- [BRIEF] Report how many lines contain "hair"; state the number and nothing else.

____

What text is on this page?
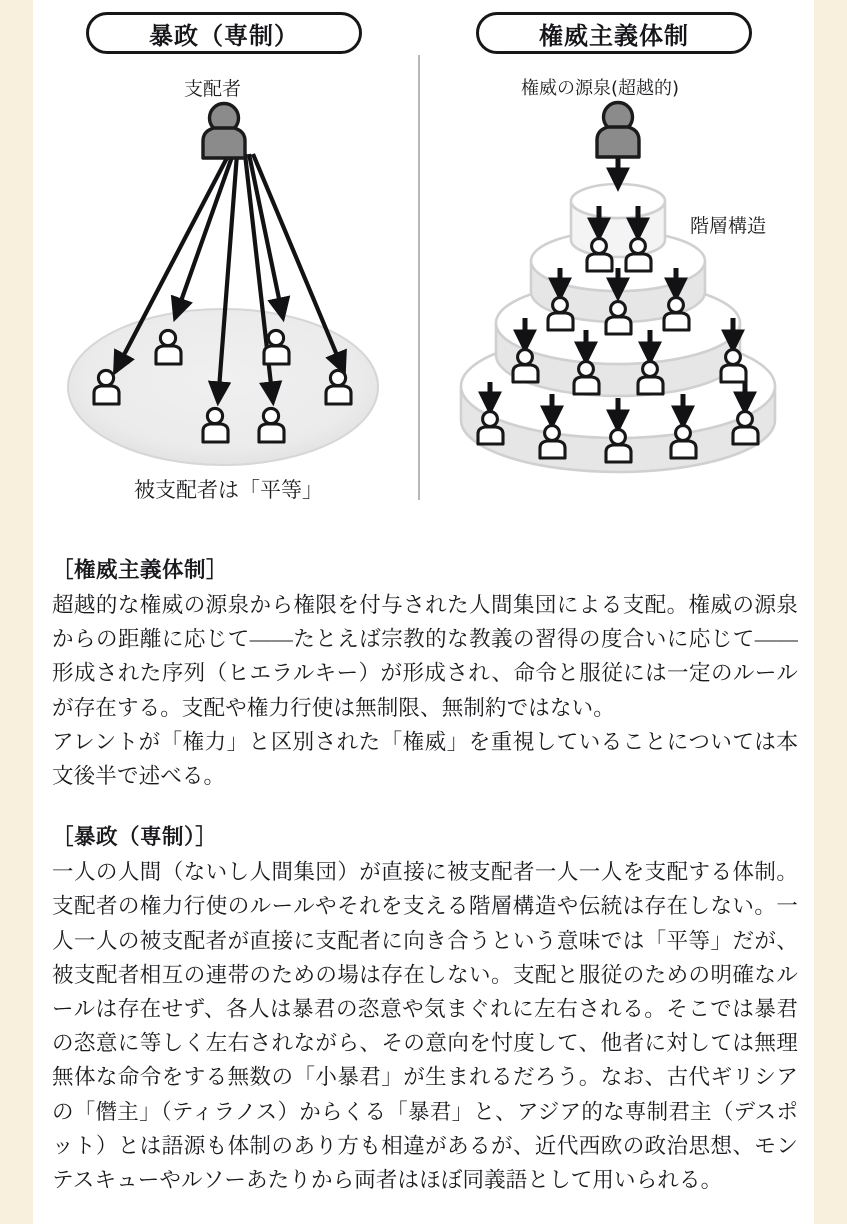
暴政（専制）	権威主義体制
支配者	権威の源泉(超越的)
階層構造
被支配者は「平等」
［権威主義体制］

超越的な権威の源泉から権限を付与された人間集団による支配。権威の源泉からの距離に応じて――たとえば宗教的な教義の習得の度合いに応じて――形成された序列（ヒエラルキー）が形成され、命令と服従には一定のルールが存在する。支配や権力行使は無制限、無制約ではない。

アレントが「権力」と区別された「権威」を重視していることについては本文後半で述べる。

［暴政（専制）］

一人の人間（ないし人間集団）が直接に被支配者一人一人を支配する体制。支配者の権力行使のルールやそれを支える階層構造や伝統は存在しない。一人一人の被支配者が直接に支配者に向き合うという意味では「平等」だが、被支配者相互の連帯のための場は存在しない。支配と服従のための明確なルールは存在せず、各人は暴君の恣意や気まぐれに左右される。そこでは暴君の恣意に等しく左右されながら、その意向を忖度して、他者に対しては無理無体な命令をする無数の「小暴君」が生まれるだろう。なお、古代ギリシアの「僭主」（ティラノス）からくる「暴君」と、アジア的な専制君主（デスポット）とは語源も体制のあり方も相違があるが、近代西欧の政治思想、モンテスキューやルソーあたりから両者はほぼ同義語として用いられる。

____

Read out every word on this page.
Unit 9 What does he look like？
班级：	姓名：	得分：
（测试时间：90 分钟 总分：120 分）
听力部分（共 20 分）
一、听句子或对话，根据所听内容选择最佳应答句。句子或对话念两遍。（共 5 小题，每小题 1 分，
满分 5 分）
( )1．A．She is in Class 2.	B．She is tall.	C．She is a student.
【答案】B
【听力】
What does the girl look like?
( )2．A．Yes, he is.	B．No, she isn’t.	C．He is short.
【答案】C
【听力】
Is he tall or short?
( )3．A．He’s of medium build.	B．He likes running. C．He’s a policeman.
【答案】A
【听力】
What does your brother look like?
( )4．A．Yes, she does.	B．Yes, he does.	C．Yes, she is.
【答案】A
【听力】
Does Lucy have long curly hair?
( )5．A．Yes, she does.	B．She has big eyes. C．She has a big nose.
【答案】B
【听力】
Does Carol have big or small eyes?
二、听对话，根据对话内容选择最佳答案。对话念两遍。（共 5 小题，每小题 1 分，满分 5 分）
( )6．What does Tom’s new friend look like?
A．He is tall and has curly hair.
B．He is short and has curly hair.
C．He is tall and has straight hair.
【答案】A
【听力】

____

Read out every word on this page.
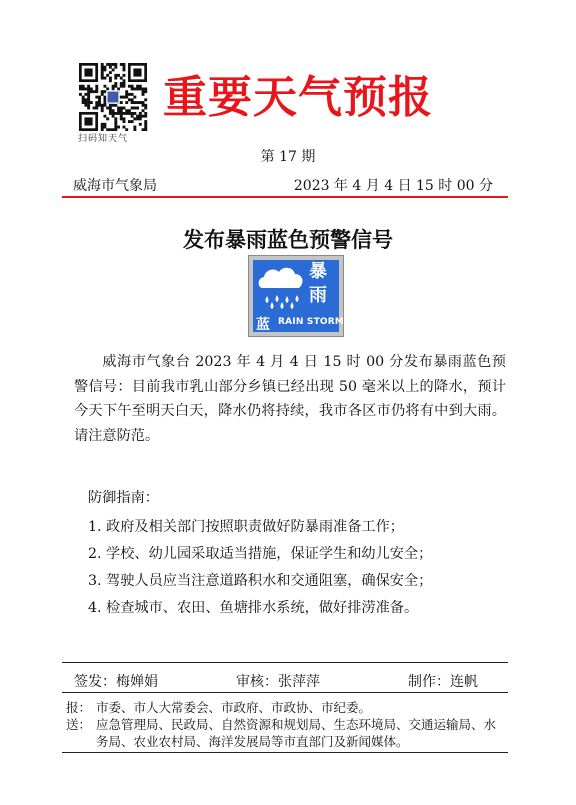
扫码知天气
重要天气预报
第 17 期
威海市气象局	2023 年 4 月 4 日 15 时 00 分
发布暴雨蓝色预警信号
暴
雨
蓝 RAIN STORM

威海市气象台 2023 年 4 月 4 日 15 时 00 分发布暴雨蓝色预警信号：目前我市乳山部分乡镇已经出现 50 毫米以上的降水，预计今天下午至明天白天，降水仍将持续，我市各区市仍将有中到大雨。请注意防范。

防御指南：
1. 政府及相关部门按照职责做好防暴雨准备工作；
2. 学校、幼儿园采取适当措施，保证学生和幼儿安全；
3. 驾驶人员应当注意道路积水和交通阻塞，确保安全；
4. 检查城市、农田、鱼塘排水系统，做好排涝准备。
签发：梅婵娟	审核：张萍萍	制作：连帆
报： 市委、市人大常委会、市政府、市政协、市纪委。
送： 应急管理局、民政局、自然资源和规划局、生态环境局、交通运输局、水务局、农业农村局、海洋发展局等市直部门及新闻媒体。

____

- [OUTPUT OF THE TASK] 4